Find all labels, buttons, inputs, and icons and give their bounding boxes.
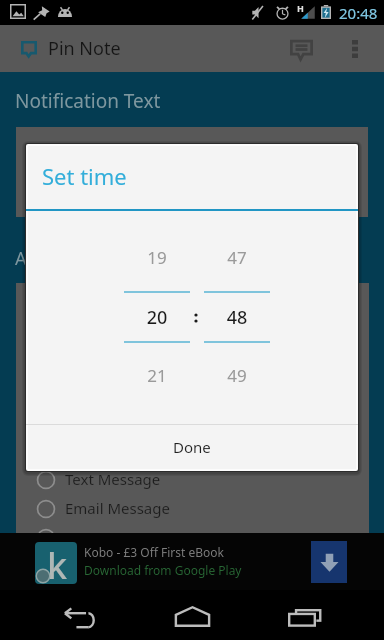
- staticText: H: [297, 2, 304, 14]
- button[interactable]: Back: [55, 594, 103, 640]
- button[interactable]: Download: [311, 541, 347, 583]
- staticText: Notification Text: [15, 88, 161, 114]
- button[interactable]: k: [0, 533, 384, 590]
- staticText: 20: [124, 305, 190, 330]
- staticText: Download from Google Play: [84, 562, 242, 578]
- button[interactable]: [16, 523, 369, 552]
- button[interactable]: Email Message: [16, 494, 369, 523]
- staticText: Pin Note: [48, 36, 121, 61]
- button[interactable]: More options: [333, 27, 377, 71]
- staticText: 48: [204, 305, 270, 330]
- staticText: Kobo - £3 Off First eBook: [84, 544, 225, 560]
- staticText: Set time: [42, 161, 127, 191]
- staticText: 21: [124, 364, 190, 387]
- staticText: 19: [124, 246, 190, 269]
- button[interactable]: Text Message: [16, 465, 369, 494]
- staticText: Email Message: [65, 498, 170, 518]
- button[interactable]: Messages: [279, 27, 323, 71]
- staticText: 49: [204, 364, 270, 387]
- button[interactable]: Done: [26, 427, 358, 471]
- staticText: 20:48: [339, 3, 378, 23]
- staticText: Done: [173, 437, 211, 457]
- button[interactable]: Home: [168, 592, 216, 640]
- staticText: 47: [204, 246, 270, 269]
- staticText: Text Message: [65, 469, 161, 489]
- button[interactable]: Pin Note: [0, 25, 384, 72]
- staticText: Alarm: [15, 246, 66, 271]
- button[interactable]: Recent apps: [281, 594, 329, 640]
- staticText: k: [47, 542, 68, 583]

━━━━━━━━━━━━━━━━━━━━━━━━━━━━━━

Rewrite the rows above as a numbered list with no blank lines, and leave the picture out.

1. Find all labels, buttons, inputs, and icons and give their bounding boxes.
2. - staticText: H: [297, 2, 304, 14]
3. - button[interactable]: Back: [55, 594, 103, 640]
4. - button[interactable]: Download: [311, 541, 347, 583]
5. - staticText: Notification Text: [15, 88, 161, 114]
6. - button[interactable]: k: [0, 533, 384, 590]
7. - staticText: 20: [124, 305, 190, 330]
8. - staticText: Download from Google Play: [84, 562, 242, 578]
9. - button[interactable]: [16, 523, 369, 552]
10. - button[interactable]: Email Message: [16, 494, 369, 523]
11. - staticText: Pin Note: [48, 36, 121, 61]
12. - button[interactable]: More options: [333, 27, 377, 71]
13. - staticText: 48: [204, 305, 270, 330]
14. - staticText: Kobo - £3 Off First eBook: [84, 544, 225, 560]
15. - staticText: Set time: [42, 161, 127, 191]
16. - staticText: 21: [124, 364, 190, 387]
17. - staticText: 19: [124, 246, 190, 269]
18. - button[interactable]: Text Message: [16, 465, 369, 494]
19. - staticText: Email Message: [65, 498, 170, 518]
20. - button[interactable]: Messages: [279, 27, 323, 71]
21. - staticText: 49: [204, 364, 270, 387]
22. - button[interactable]: Done: [26, 427, 358, 471]
23. - staticText: 20:48: [339, 3, 378, 23]
24. - staticText: Done: [173, 437, 211, 457]
25. - button[interactable]: Home: [168, 592, 216, 640]
26. - staticText: 47: [204, 246, 270, 269]
27. - staticText: Text Message: [65, 469, 161, 489]
28. - button[interactable]: Pin Note: [0, 25, 384, 72]
29. - staticText: Alarm: [15, 246, 66, 271]
30. - button[interactable]: Recent apps: [281, 594, 329, 640]
31. - staticText: k: [47, 542, 68, 583]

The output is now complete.